» **WHAT TO PRODUCE**:
Look through the data below. Show each line where the string "JUAN" occurs.

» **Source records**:
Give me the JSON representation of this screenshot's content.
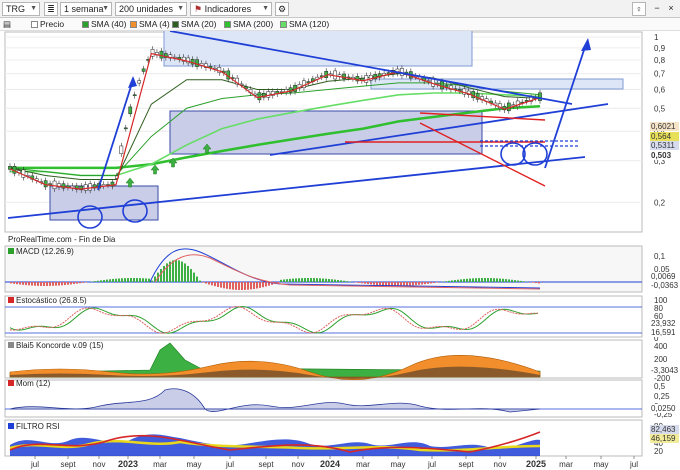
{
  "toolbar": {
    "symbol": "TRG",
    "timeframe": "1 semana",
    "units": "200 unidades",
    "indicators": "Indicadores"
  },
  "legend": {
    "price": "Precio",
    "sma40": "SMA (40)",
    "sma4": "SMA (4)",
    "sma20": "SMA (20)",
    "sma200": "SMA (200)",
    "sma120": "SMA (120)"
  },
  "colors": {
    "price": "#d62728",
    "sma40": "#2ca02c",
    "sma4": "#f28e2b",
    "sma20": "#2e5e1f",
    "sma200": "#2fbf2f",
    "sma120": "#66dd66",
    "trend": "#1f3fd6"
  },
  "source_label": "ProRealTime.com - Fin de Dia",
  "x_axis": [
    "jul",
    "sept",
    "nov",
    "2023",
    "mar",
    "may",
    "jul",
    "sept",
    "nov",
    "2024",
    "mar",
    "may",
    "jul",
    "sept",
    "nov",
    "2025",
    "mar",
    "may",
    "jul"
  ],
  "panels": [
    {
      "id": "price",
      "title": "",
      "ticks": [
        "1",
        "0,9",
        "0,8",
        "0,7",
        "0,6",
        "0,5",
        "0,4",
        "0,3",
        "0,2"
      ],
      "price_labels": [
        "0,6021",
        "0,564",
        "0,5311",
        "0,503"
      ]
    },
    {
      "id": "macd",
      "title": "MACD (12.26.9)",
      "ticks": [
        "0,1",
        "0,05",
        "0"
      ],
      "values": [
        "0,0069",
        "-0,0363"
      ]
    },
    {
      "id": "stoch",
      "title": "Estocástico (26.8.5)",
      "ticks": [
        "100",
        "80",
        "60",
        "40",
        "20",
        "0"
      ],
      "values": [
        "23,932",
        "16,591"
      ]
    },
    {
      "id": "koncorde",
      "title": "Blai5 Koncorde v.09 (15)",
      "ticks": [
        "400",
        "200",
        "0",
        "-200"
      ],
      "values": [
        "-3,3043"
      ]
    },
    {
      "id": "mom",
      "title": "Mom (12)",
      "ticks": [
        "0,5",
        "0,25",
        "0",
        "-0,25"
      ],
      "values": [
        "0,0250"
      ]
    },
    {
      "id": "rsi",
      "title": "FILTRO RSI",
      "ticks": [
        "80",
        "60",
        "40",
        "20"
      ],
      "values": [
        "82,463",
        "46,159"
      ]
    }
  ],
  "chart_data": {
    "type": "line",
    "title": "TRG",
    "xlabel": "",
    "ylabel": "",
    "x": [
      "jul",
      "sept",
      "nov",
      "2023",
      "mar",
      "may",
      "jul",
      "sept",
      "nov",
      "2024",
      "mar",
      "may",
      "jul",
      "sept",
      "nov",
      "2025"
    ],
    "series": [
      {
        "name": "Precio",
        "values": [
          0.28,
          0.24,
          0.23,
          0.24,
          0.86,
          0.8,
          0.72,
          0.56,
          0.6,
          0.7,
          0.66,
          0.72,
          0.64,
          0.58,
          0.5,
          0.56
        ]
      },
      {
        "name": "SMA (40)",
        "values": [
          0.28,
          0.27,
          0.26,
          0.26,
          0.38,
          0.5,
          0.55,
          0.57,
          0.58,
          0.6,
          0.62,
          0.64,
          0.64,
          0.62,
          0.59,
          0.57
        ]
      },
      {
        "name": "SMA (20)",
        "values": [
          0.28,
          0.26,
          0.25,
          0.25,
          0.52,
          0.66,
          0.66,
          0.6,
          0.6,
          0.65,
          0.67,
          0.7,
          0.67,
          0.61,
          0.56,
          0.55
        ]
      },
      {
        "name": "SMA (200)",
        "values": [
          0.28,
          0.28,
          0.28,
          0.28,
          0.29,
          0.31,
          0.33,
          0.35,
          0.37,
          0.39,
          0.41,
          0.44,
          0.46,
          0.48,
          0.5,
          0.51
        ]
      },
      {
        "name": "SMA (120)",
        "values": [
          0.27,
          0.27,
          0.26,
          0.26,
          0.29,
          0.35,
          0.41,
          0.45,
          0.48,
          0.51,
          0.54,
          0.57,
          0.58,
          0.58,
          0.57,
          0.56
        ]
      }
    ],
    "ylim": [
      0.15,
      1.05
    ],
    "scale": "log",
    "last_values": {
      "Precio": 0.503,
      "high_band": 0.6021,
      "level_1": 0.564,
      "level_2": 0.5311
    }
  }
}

==

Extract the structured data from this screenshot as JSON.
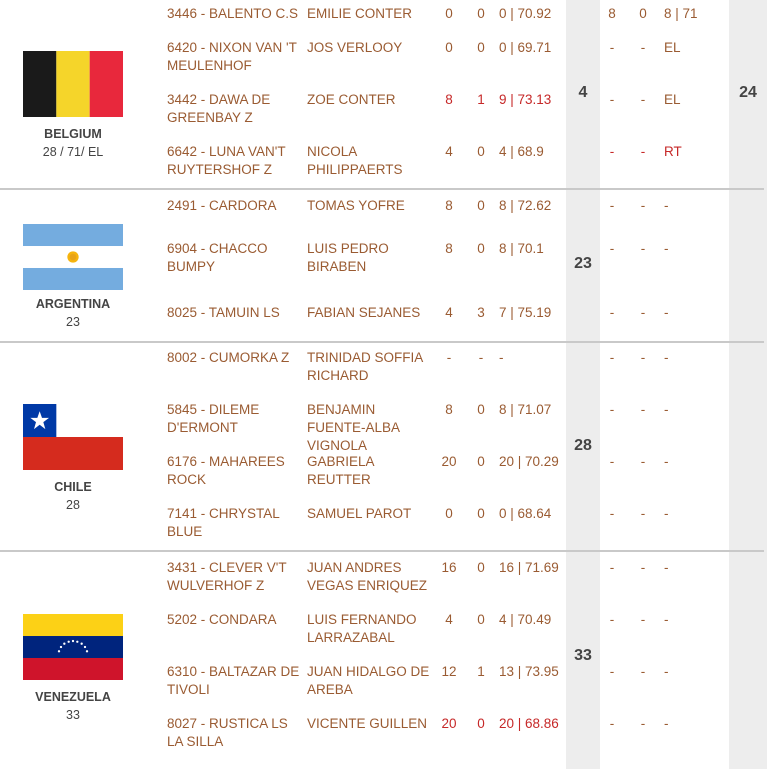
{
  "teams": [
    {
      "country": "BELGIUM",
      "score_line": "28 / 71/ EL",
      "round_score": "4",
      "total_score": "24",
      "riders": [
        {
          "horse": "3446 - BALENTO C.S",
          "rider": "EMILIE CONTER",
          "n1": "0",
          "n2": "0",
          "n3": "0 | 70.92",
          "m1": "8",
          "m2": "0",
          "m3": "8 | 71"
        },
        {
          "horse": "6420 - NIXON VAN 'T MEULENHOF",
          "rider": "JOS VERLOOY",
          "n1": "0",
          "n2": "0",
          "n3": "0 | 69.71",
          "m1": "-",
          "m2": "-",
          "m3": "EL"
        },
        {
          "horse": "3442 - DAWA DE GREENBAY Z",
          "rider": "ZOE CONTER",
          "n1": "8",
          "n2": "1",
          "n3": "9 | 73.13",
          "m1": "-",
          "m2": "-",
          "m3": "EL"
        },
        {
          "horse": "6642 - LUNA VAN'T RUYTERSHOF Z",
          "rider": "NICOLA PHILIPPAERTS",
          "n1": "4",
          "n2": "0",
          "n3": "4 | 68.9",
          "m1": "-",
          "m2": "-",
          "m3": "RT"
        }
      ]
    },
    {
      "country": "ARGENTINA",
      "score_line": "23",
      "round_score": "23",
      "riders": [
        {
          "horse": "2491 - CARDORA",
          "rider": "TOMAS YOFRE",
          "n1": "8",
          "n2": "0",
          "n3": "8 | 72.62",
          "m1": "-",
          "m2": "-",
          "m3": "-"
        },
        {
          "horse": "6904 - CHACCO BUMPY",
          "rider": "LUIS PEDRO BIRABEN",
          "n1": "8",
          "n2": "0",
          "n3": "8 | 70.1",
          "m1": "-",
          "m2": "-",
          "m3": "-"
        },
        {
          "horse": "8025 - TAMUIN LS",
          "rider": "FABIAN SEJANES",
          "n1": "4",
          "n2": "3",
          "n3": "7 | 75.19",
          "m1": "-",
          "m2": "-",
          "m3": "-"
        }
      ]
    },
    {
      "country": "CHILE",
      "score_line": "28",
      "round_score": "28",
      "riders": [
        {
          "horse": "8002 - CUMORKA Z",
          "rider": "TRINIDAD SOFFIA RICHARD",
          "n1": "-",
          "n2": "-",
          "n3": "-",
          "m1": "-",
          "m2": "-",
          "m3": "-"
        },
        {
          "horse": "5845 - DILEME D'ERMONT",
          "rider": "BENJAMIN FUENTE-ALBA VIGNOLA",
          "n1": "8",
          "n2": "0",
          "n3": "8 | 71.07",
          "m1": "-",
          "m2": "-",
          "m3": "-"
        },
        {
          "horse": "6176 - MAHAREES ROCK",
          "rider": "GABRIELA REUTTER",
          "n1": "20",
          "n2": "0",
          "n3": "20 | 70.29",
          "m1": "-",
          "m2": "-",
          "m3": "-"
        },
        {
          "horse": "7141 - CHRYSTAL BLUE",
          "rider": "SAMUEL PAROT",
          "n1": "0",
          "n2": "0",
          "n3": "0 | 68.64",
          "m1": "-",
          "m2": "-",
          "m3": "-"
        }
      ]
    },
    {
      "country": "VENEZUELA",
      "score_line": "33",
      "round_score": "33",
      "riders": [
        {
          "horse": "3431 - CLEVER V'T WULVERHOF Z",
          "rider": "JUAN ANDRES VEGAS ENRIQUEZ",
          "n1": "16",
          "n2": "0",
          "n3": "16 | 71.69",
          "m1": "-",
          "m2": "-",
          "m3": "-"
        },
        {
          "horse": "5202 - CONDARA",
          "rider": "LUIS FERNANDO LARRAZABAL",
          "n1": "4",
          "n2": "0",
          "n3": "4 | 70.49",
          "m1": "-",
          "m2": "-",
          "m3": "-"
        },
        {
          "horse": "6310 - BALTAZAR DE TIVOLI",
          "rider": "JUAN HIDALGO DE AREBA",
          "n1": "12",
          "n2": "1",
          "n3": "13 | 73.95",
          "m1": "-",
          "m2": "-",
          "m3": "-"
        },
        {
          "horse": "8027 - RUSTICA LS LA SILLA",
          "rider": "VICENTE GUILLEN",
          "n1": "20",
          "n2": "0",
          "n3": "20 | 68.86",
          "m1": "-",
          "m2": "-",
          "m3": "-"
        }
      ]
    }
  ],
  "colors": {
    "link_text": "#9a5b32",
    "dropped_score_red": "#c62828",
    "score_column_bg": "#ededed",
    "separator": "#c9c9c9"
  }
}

» **SOLUTION BELOW**:
          "rider": "JUAN ANDRES VEGAS ENRIQUEZ",
          "rider": "JUAN HIDALGO DE AREBA",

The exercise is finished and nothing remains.